***** TEXT EXTRACT *****
# Scopes on shotguns coming loose...***SUGGESTIONS PLEASE***



## gobble157 (Apr 19, 2009)

Well, I recently ran into another problem with my shotgun. First off, let me give you the scenerio. I'm an avid turkey hunter and have to use a scope because of my vision. I've tried using a bead, but have issues staying focused. Since I started using a scope I basically have killed every turkey I have had in my scope. 

Last year I had a weaver style base attached to the top part of my gun which was drilled and tapped by Browning before I purchased the gun. Well once I mounted the base to the shotgun I put on my scope rings and then attached the scope. For at least 1.5 years this has worked perfectly. One day after a hunt I noticed that my scope was very loose. I checked it over and found out the threads on top of the gun were stripped. I was extremely upset since this would hold me back until I could figure out something. I took it to a gunsmith and he said it would take him up to 4 weeks to be able to do anything, so I settled for a B-Square in the mean time. I mounted it on and it worked perfectly fine until this past week. 

This past week I was hunting in Iowa with my cousin when I had two super nice longbeards at 30 yards and I pulled the trigger. I knew surely they would be dead, but after the shot those two birds flew away. I looked at my gun and noticed how loose my scope was. I once again started cursing at myself and was extremely upset with how bad my equipment wasn't working. When I got back to my truck I looked at my scope and the saddle was loose at its screws. I tried tightening it down and noticed that the threads on the screws were stripped. Once again another issue with using a scope. I figured that the force from the blast is just stripping the screws. The screws for the B-Square mount were also bent...I really can't figure that one out either, so I'm coming to the gunsmithing discussion forum looking for some advice if anyone has had such an issue.
*****
## WHAT YOU ARE ASKED TO DO
Can you reproduce, word for word, the part of the shotgun scope thread above starting at "## gobble157 (Apr" and ending at "in my scope."?
***** EXCERPTED RECORDS *****
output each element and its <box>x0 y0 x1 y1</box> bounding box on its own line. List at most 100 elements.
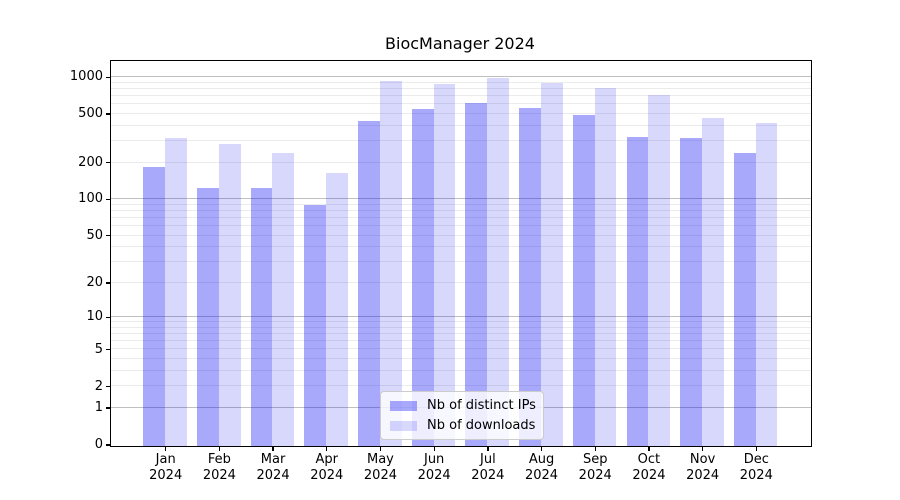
bar-aug-2024-nb-of-distinct-ips <box>519 108 541 446</box>
y-tick-mark-0 <box>106 444 111 446</box>
bar-dec-2024-nb-of-downloads <box>755 122 778 446</box>
x-tick-mark-nov-2024 <box>702 446 704 451</box>
gridline-major-10 <box>111 316 811 318</box>
x-tick-label-month: Jul <box>480 452 496 467</box>
gridline-major-1000 <box>111 75 811 78</box>
gridline-minor-40 <box>111 246 811 248</box>
bar-dec-2024-nb-of-distinct-ips <box>733 153 756 446</box>
y-tick-label-50: 50 <box>86 227 103 243</box>
gridline-minor-800 <box>111 87 811 89</box>
x-tick-label-month: Nov <box>689 452 716 467</box>
y-tick-label-10: 10 <box>86 309 103 325</box>
gridline-minor-500 <box>111 112 811 114</box>
y-tick-mark-500 <box>106 113 111 115</box>
plot-area <box>110 60 812 447</box>
y-tick-label-200: 200 <box>78 154 103 170</box>
x-tick-mark-apr-2024 <box>326 446 328 451</box>
y-tick-label-2: 2 <box>94 378 103 394</box>
gridline-minor-400 <box>111 124 811 126</box>
y-tick-mark-1 <box>106 407 111 409</box>
x-tick-label-month: Aug <box>528 452 555 467</box>
x-tick-label-month: Jan <box>155 452 176 467</box>
bar-apr-2024-nb-of-downloads <box>326 173 348 446</box>
legend-item-nb-of-downloads: Nb of downloads <box>390 417 536 434</box>
legend-label-nb-of-distinct-ips: Nb of distinct IPs <box>427 397 536 413</box>
bar-feb-2024-nb-of-distinct-ips <box>197 188 219 446</box>
gridline-minor-20 <box>111 281 811 283</box>
bar-nov-2024-nb-of-distinct-ips <box>680 137 702 446</box>
bar-mar-2024-nb-of-distinct-ips <box>250 187 273 446</box>
gridline-minor-8 <box>111 326 811 328</box>
x-tick-label-jun-2024: Jun 2024 <box>392 452 476 484</box>
legend-swatch-nb-of-distinct-ips <box>390 400 417 411</box>
x-tick-label-year: 2024 <box>739 468 773 483</box>
x-tick-mark-feb-2024 <box>218 446 221 451</box>
x-tick-label-jul-2024: Jul 2024 <box>446 452 530 484</box>
x-tick-mark-jul-2024 <box>487 446 489 451</box>
x-tick-mark-jan-2024 <box>165 446 167 451</box>
x-tick-label-year: 2024 <box>686 468 720 483</box>
x-tick-label-month: Jun <box>423 452 445 467</box>
bar-jul-2024-nb-of-downloads <box>487 78 509 446</box>
bar-oct-2024-nb-of-distinct-ips <box>626 136 649 446</box>
gridline-minor-5 <box>111 348 811 350</box>
x-tick-label-oct-2024: Oct 2024 <box>607 452 691 484</box>
gridline-minor-90 <box>111 203 811 205</box>
y-tick-mark-200 <box>106 162 111 164</box>
x-tick-mark-aug-2024 <box>540 446 543 451</box>
x-tick-label-year: 2024 <box>632 468 666 483</box>
gridline-minor-80 <box>111 209 811 211</box>
x-tick-label-year: 2024 <box>471 468 505 483</box>
y-tick-label-1000: 1000 <box>69 69 103 85</box>
x-tick-label-year: 2024 <box>363 468 397 483</box>
x-tick-label-month: Apr <box>315 452 339 467</box>
x-tick-mark-oct-2024 <box>648 446 650 451</box>
x-tick-label-dec-2024: Dec 2024 <box>714 452 798 484</box>
x-tick-label-sep-2024: Sep 2024 <box>553 452 637 484</box>
y-tick-mark-2 <box>106 385 111 388</box>
y-tick-label-20: 20 <box>86 274 103 290</box>
legend-label-nb-of-downloads: Nb of downloads <box>427 417 536 433</box>
bar-jun-2024-nb-of-distinct-ips <box>411 109 434 446</box>
bar-jun-2024-nb-of-downloads <box>433 84 456 446</box>
gridline-minor-200 <box>111 161 811 163</box>
gridline-minor-300 <box>111 140 811 142</box>
bar-jan-2024-nb-of-downloads <box>165 137 187 446</box>
gridline-minor-4 <box>111 358 811 360</box>
x-tick-mark-sep-2024 <box>594 446 596 451</box>
x-tick-label-year: 2024 <box>149 468 183 483</box>
bar-nov-2024-nb-of-downloads <box>702 118 724 446</box>
gridline-minor-9 <box>111 321 811 323</box>
y-tick-mark-5 <box>106 349 111 351</box>
x-tick-mark-mar-2024 <box>272 446 274 451</box>
x-tick-label-apr-2024: Apr 2024 <box>285 452 369 484</box>
x-tick-label-year: 2024 <box>578 468 612 483</box>
y-tick-mark-1000 <box>106 76 111 78</box>
bar-sep-2024-nb-of-downloads <box>594 87 617 446</box>
x-tick-label-year: 2024 <box>524 468 559 483</box>
x-tick-label-month: Mar <box>260 452 286 467</box>
x-tick-label-feb-2024: Feb 2024 <box>177 452 261 484</box>
gridline-minor-6 <box>111 340 811 342</box>
x-tick-label-mar-2024: Mar 2024 <box>231 452 315 484</box>
y-tick-mark-100 <box>106 198 111 200</box>
bar-jan-2024-nb-of-distinct-ips <box>143 167 166 446</box>
x-tick-label-month: Feb <box>207 452 231 467</box>
bar-apr-2024-nb-of-distinct-ips <box>304 204 327 446</box>
y-tick-mark-50 <box>106 235 111 237</box>
gridline-minor-30 <box>111 261 811 263</box>
bar-oct-2024-nb-of-downloads <box>648 95 671 446</box>
gridline-minor-2 <box>111 385 811 387</box>
y-tick-mark-20 <box>106 282 111 284</box>
gridline-minor-700 <box>111 95 811 97</box>
bar-mar-2024-nb-of-downloads <box>272 153 295 446</box>
gridline-minor-50 <box>111 234 811 236</box>
y-tick-label-500: 500 <box>78 106 103 122</box>
x-tick-mark-jun-2024 <box>433 446 435 451</box>
x-tick-mark-dec-2024 <box>755 446 757 451</box>
x-tick-label-month: May <box>367 452 394 467</box>
legend-swatch-nb-of-downloads <box>390 420 417 431</box>
bar-may-2024-nb-of-distinct-ips <box>358 121 380 446</box>
gridline-major-100 <box>111 198 811 200</box>
x-tick-label-aug-2024: Aug 2024 <box>500 452 584 484</box>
*****
## TASK OUTPUT
## gobble157 (Apr 19, 2009)

Well, I recently ran into another problem with my shotgun. First off, let me give you the scenerio. I'm an avid turkey hunter and have to use a scope because of my vision. I've tried using a bead, but have issues staying focused. Since I started using a scope I basically have killed every turkey I have had in my scope.